'''

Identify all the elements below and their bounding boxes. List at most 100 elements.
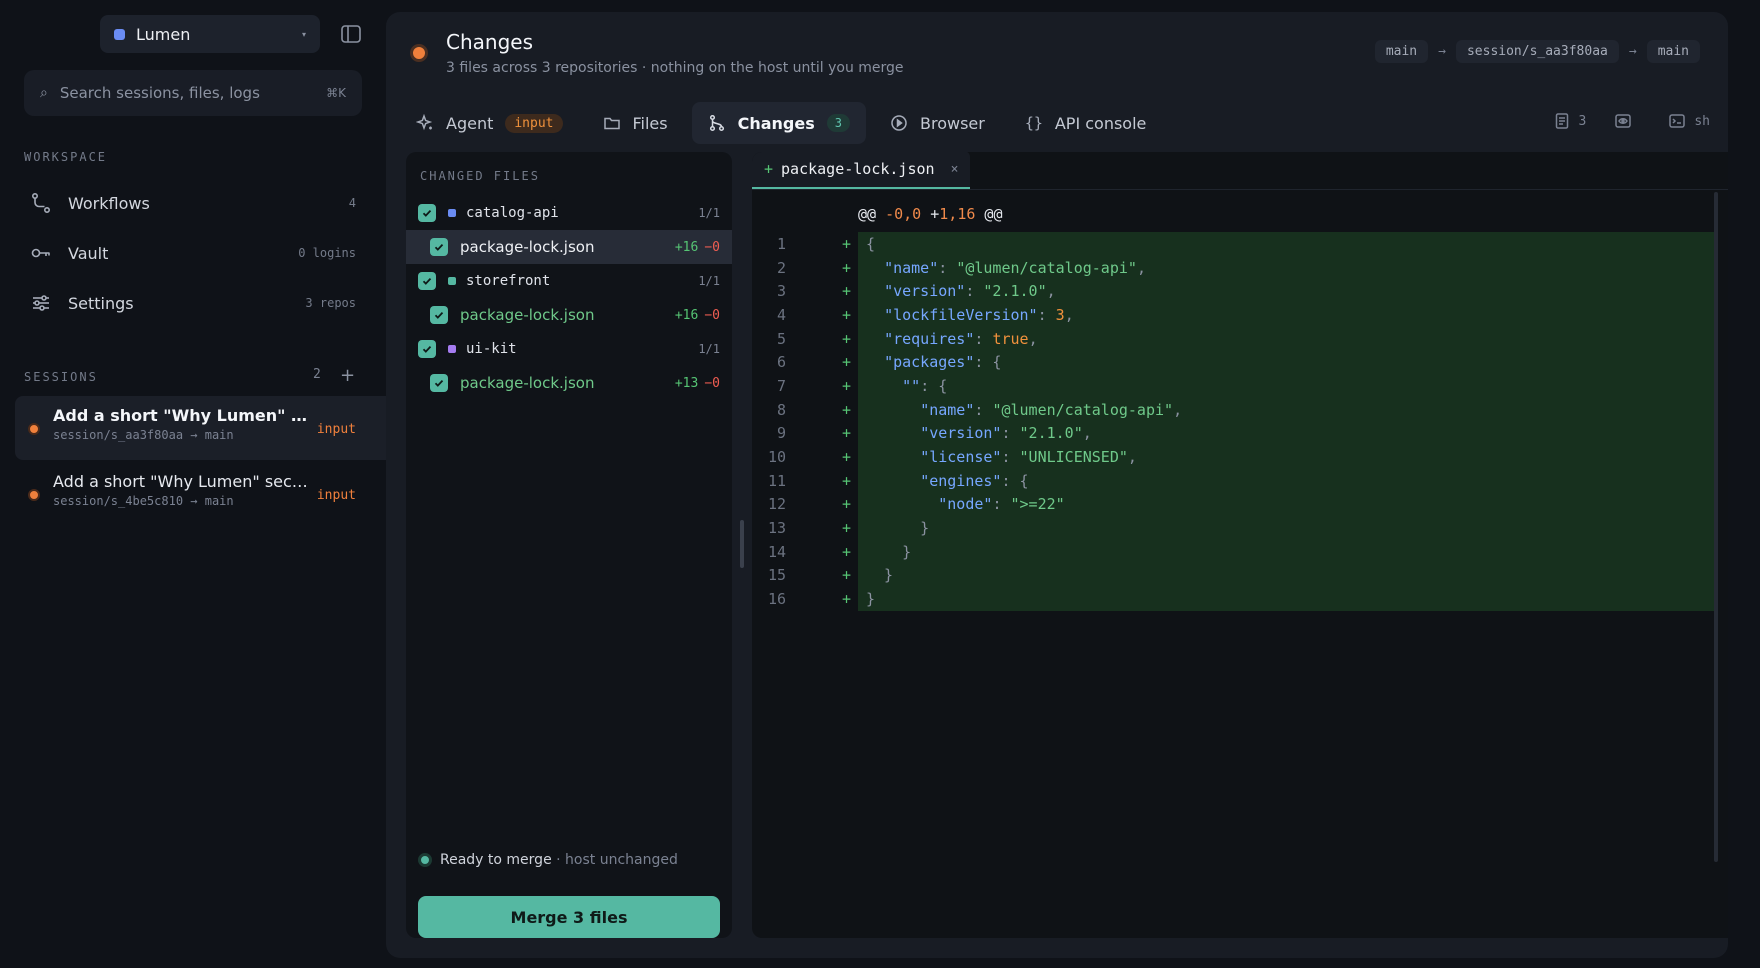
- workspace-name: Lumen: [136, 24, 191, 44]
- terminal-button[interactable]: sh: [1668, 112, 1710, 130]
- line-content: "name": "@lumen/catalog-api",: [858, 255, 1718, 280]
- sidebar-item-count: 0 logins: [298, 246, 356, 260]
- panel-resize-handle[interactable]: [740, 520, 744, 568]
- tab-browser[interactable]: Browser: [874, 102, 1001, 144]
- check-icon: [422, 277, 432, 285]
- file-name: package-lock.json: [460, 374, 595, 392]
- repo-name: catalog-api: [466, 205, 559, 221]
- sparkle-icon: [416, 114, 433, 131]
- tab-files[interactable]: Files: [587, 102, 684, 144]
- sidebar-toggle-icon[interactable]: [338, 22, 364, 46]
- line-content: "license": "UNLICENSED",: [858, 445, 1718, 469]
- search-input[interactable]: [59, 84, 327, 102]
- scrollbar[interactable]: [1714, 192, 1718, 862]
- session-branch-chip: session/s_aa3f80aa: [1455, 40, 1619, 63]
- repo-color-icon: [448, 345, 456, 353]
- repo-checkbox[interactable]: [418, 272, 436, 290]
- session-item[interactable]: Add a short "Why Lumen" section to the R…: [15, 462, 386, 526]
- sidebar-item-count: 3 repos: [305, 296, 356, 310]
- line-number: 5: [776, 329, 786, 348]
- diff-line: 1 + {: [752, 232, 1718, 256]
- line-content: "packages": {: [858, 350, 1718, 375]
- file-row[interactable]: package-lock.json +13 −0: [406, 366, 732, 400]
- diff-line: 6 + "packages": {: [752, 350, 1718, 375]
- line-number: 11: [767, 471, 786, 490]
- file-stats: +16 −0: [675, 308, 720, 323]
- file-row[interactable]: package-lock.json +16 −0: [406, 230, 732, 264]
- tab-agent[interactable]: Agent input: [400, 102, 579, 144]
- repo-color-icon: [448, 209, 456, 217]
- add-session-button[interactable]: +: [340, 365, 355, 386]
- line-content: "version": "2.1.0",: [858, 279, 1718, 304]
- file-stats: +13 −0: [675, 376, 720, 391]
- added-line-marker: +: [841, 305, 851, 324]
- added-line-marker: +: [841, 329, 851, 348]
- sidebar-item-vault[interactable]: Vault 0 logins: [24, 233, 362, 273]
- workspace-switcher[interactable]: Lumen ▾: [100, 15, 320, 53]
- repo-checkbox[interactable]: [418, 204, 436, 222]
- session-item[interactable]: Add a short "Why Lumen" section to the R…: [15, 396, 386, 460]
- diff-viewer: + package-lock.json × @@ -0,0 +1,16 @@ 1…: [752, 152, 1728, 938]
- changed-files-panel: CHANGED FILES catalog-api 1/1 package-lo…: [406, 152, 732, 938]
- file-checkbox[interactable]: [430, 238, 448, 256]
- notes-button[interactable]: 3: [1553, 112, 1586, 130]
- repo-count: 1/1: [698, 274, 720, 288]
- line-number: 8: [776, 400, 786, 419]
- merge-status: Ready to merge · host unchanged: [418, 852, 678, 868]
- diff-tab-label: package-lock.json: [781, 160, 935, 178]
- deletions-count: −0: [704, 239, 720, 255]
- added-line-marker: +: [841, 448, 851, 467]
- search-shortcut: ⌘K: [326, 86, 346, 100]
- branch-path: main → session/s_aa3f80aa → main: [1374, 40, 1700, 63]
- diff-line: 8 + "name": "@lumen/catalog-api",: [752, 397, 1718, 422]
- merge-button[interactable]: Merge 3 files: [418, 896, 720, 938]
- added-line-marker: +: [841, 353, 851, 372]
- deletions-count: −0: [704, 375, 720, 391]
- tab-label: Changes: [737, 113, 815, 133]
- arrow-icon: →: [1628, 44, 1637, 59]
- additions-count: +13: [674, 375, 699, 391]
- hunk-old-range: -0,0: [885, 205, 922, 223]
- line-number: 1: [776, 234, 786, 253]
- line-content: }: [858, 539, 1718, 564]
- tool-label: sh: [1694, 113, 1710, 129]
- repo-row[interactable]: catalog-api 1/1: [406, 196, 732, 230]
- search-box[interactable]: ⌕ ⌘K: [24, 70, 362, 116]
- line-content: {: [858, 232, 1718, 256]
- line-number: 13: [767, 519, 786, 538]
- ready-sub: · host unchanged: [551, 852, 678, 868]
- added-line-marker: +: [841, 519, 851, 538]
- file-checkbox[interactable]: [430, 306, 448, 324]
- sidebar-item-settings[interactable]: Settings 3 repos: [24, 283, 362, 323]
- diff-line: 7 + "": {: [752, 374, 1718, 398]
- target-branch-chip: main: [1646, 40, 1700, 63]
- file-row[interactable]: package-lock.json +16 −0: [406, 298, 732, 332]
- line-content: }: [858, 516, 1718, 540]
- file-checkbox[interactable]: [430, 374, 448, 392]
- session-title: Add a short "Why Lumen" section to the R…: [53, 472, 311, 491]
- diff-file-tab[interactable]: + package-lock.json ×: [752, 152, 971, 189]
- line-content: "lockfileVersion": 3,: [858, 303, 1718, 327]
- preview-button[interactable]: [1614, 112, 1640, 130]
- sidebar-item-label: Workflows: [68, 193, 150, 213]
- repo-row[interactable]: ui-kit 1/1: [406, 332, 732, 366]
- line-number: 4: [776, 305, 786, 324]
- main-panel: Changes 3 files across 3 repositories · …: [386, 12, 1728, 958]
- tab-badge: 3: [826, 114, 850, 132]
- added-line-marker: +: [841, 590, 851, 609]
- repo-row[interactable]: storefront 1/1: [406, 264, 732, 298]
- sliders-icon: [33, 295, 49, 311]
- line-number: 10: [767, 448, 786, 467]
- line-number: 15: [767, 566, 786, 585]
- tab-api-console[interactable]: {} API console: [1009, 102, 1163, 144]
- repo-checkbox[interactable]: [418, 340, 436, 358]
- session-title: Add a short "Why Lumen" section to the R…: [53, 406, 311, 425]
- repo-count: 1/1: [698, 206, 720, 220]
- play-circle-icon: [891, 115, 907, 131]
- diff-line: 3 + "version": "2.1.0",: [752, 279, 1718, 304]
- close-icon[interactable]: ×: [951, 162, 959, 177]
- sidebar-item-workflows[interactable]: Workflows 4: [24, 183, 362, 223]
- line-content: }: [858, 563, 1718, 588]
- repo-name: storefront: [466, 273, 551, 289]
- tab-changes[interactable]: Changes 3: [691, 102, 866, 144]
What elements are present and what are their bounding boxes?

'''

Reproduce all of the data above line for line, omitting the pictures.

→ **Task output**
Identify all the elements below and their bounding boxes. List at most 100 elements.
- workspace-name: Lumen: [136, 24, 191, 44]
- terminal-button[interactable]: sh: [1668, 112, 1710, 130]
- line-content: "name": "@lumen/catalog-api",: [858, 255, 1718, 280]
- sidebar-item-count: 0 logins: [298, 246, 356, 260]
- panel-resize-handle[interactable]: [740, 520, 744, 568]
- tab-browser[interactable]: Browser: [874, 102, 1001, 144]
- check-icon: [422, 277, 432, 285]
- file-name: package-lock.json: [460, 374, 595, 392]
- repo-name: catalog-api: [466, 205, 559, 221]
- sparkle-icon: [416, 114, 433, 131]
- tab-files[interactable]: Files: [587, 102, 684, 144]
- sidebar-toggle-icon[interactable]: [338, 22, 364, 46]
- line-content: "license": "UNLICENSED",: [858, 445, 1718, 469]
- search-input[interactable]: [59, 84, 327, 102]
- scrollbar[interactable]: [1714, 192, 1718, 862]
- session-branch-chip: session/s_aa3f80aa: [1455, 40, 1619, 63]
- repo-color-icon: [448, 345, 456, 353]
- repo-checkbox[interactable]: [418, 272, 436, 290]
- session-item[interactable]: Add a short "Why Lumen" section to the R…: [15, 462, 386, 526]
- sidebar-item-count: 3 repos: [305, 296, 356, 310]
- line-number: 5: [776, 329, 786, 348]
- diff-line: 1 + {: [752, 232, 1718, 256]
- line-content: "packages": {: [858, 350, 1718, 375]
- file-row[interactable]: package-lock.json +13 −0: [406, 366, 732, 400]
- diff-line: 6 + "packages": {: [752, 350, 1718, 375]
- line-number: 11: [767, 471, 786, 490]
- file-stats: +16 −0: [675, 308, 720, 323]
- file-row[interactable]: package-lock.json +16 −0: [406, 230, 732, 264]
- tab-agent[interactable]: Agent input: [400, 102, 579, 144]
- repo-color-icon: [448, 209, 456, 217]
- add-session-button[interactable]: +: [340, 365, 355, 386]
- line-content: "version": "2.1.0",: [858, 279, 1718, 304]
- file-stats: +13 −0: [675, 376, 720, 391]
- added-line-marker: +: [841, 305, 851, 324]
- added-line-marker: +: [841, 329, 851, 348]
- sidebar-item-vault[interactable]: Vault 0 logins: [24, 233, 362, 273]
- workspace-switcher[interactable]: Lumen ▾: [100, 15, 320, 53]
- repo-checkbox[interactable]: [418, 204, 436, 222]
- session-item[interactable]: Add a short "Why Lumen" section to the R…: [15, 396, 386, 460]
- diff-viewer: + package-lock.json × @@ -0,0 +1,16 @@ 1…: [752, 152, 1728, 938]
- changed-files-panel: CHANGED FILES catalog-api 1/1 package-lo…: [406, 152, 732, 938]
- file-checkbox[interactable]: [430, 238, 448, 256]
- notes-button[interactable]: 3: [1553, 112, 1586, 130]
- repo-count: 1/1: [698, 274, 720, 288]
- line-number: 8: [776, 400, 786, 419]
- merge-status: Ready to merge · host unchanged: [418, 852, 678, 868]
- diff-tab-label: package-lock.json: [781, 160, 935, 178]
- deletions-count: −0: [704, 239, 720, 255]
- added-line-marker: +: [841, 448, 851, 467]
- search-shortcut: ⌘K: [326, 86, 346, 100]
- branch-path: main → session/s_aa3f80aa → main: [1374, 40, 1700, 63]
- diff-line: 8 + "name": "@lumen/catalog-api",: [752, 397, 1718, 422]
- merge-button[interactable]: Merge 3 files: [418, 896, 720, 938]
- added-line-marker: +: [841, 353, 851, 372]
- deletions-count: −0: [704, 375, 720, 391]
- tab-label: Changes: [737, 113, 815, 133]
- arrow-icon: →: [1628, 44, 1637, 59]
- additions-count: +13: [674, 375, 699, 391]
- hunk-old-range: -0,0: [885, 205, 922, 223]
- line-number: 1: [776, 234, 786, 253]
- line-content: }: [858, 539, 1718, 564]
- tool-label: sh: [1694, 113, 1710, 129]
- repo-row[interactable]: catalog-api 1/1: [406, 196, 732, 230]
- search-box[interactable]: ⌕ ⌘K: [24, 70, 362, 116]
- line-content: {: [858, 232, 1718, 256]
- line-number: 13: [767, 519, 786, 538]
- ready-sub: · host unchanged: [551, 852, 678, 868]
- added-line-marker: +: [841, 519, 851, 538]
- file-checkbox[interactable]: [430, 306, 448, 324]
- sidebar-item-settings[interactable]: Settings 3 repos: [24, 283, 362, 323]
- diff-line: 7 + "": {: [752, 374, 1718, 398]
- target-branch-chip: main: [1646, 40, 1700, 63]
- file-row[interactable]: package-lock.json +16 −0: [406, 298, 732, 332]
- line-content: }: [858, 516, 1718, 540]
- file-checkbox[interactable]: [430, 374, 448, 392]
- session-title: Add a short "Why Lumen" section to the R…: [53, 472, 311, 491]
- diff-file-tab[interactable]: + package-lock.json ×: [752, 152, 971, 189]
- line-content: "lockfileVersion": 3,: [858, 303, 1718, 327]
- preview-button[interactable]: [1614, 112, 1640, 130]
- sidebar-item-label: Workflows: [68, 193, 150, 213]
- repo-row[interactable]: ui-kit 1/1: [406, 332, 732, 366]
- line-number: 4: [776, 305, 786, 324]
- main-panel: Changes 3 files across 3 repositories · …: [386, 12, 1728, 958]
- tab-badge: 3: [826, 114, 850, 132]
- added-line-marker: +: [841, 590, 851, 609]
- repo-row[interactable]: storefront 1/1: [406, 264, 732, 298]
- sliders-icon: [33, 295, 49, 311]
- line-number: 10: [767, 448, 786, 467]
- line-number: 15: [767, 566, 786, 585]
- tab-api-console[interactable]: {} API console: [1009, 102, 1163, 144]
- repo-checkbox[interactable]: [418, 340, 436, 358]
- session-title: Add a short "Why Lumen" section to the R…: [53, 406, 311, 425]
- repo-count: 1/1: [698, 206, 720, 220]
- play-circle-icon: [891, 115, 907, 131]
- diff-line: 3 + "version": "2.1.0",: [752, 279, 1718, 304]
- close-icon[interactable]: ×: [951, 162, 959, 177]
- sidebar-item-workflows[interactable]: Workflows 4: [24, 183, 362, 223]
- line-content: }: [858, 563, 1718, 588]
- repo-name: storefront: [466, 273, 551, 289]
- tab-changes[interactable]: Changes 3: [691, 102, 866, 144]
What elements are present and what are their bounding boxes?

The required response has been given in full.